• [INSTRUCTIONS TO FOLLOW]: Answer with a single number, the count of lines holding the word "primary".
----- EXTRACTED INFORMATION -----
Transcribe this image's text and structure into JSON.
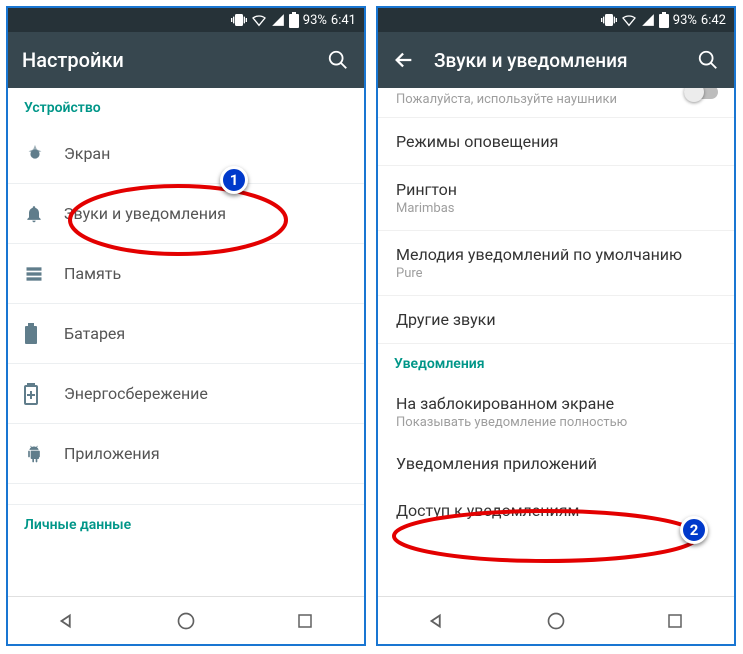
{
  "left": {
    "status": {
      "battery": "93%",
      "time": "6:41"
    },
    "appbar": {
      "title": "Настройки"
    },
    "section1": "Устройство",
    "items": [
      {
        "label": "Экран"
      },
      {
        "label": "Звуки и уведомления"
      },
      {
        "label": "Память"
      },
      {
        "label": "Батарея"
      },
      {
        "label": "Энергосбережение"
      },
      {
        "label": "Приложения"
      }
    ],
    "section2": "Личные данные",
    "badge1": "1"
  },
  "right": {
    "status": {
      "battery": "93%",
      "time": "6:42"
    },
    "appbar": {
      "title": "Звуки и уведомления"
    },
    "partial_sub": "Пожалуйста, используйте наушники",
    "rows": [
      {
        "primary": "Режимы оповещения"
      },
      {
        "primary": "Рингтон",
        "secondary": "Marimbas"
      },
      {
        "primary": "Мелодия уведомлений по умолчанию",
        "secondary": "Pure"
      },
      {
        "primary": "Другие звуки"
      }
    ],
    "section_notif": "Уведомления",
    "rows2": [
      {
        "primary": "На заблокированном экране",
        "secondary": "Показывать уведомление полностью"
      },
      {
        "primary": "Уведомления приложений"
      },
      {
        "primary": "Доступ к уведомлениям"
      }
    ],
    "badge2": "2"
  }
}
-----
• [RESULT OF THE EXERCISE]: 7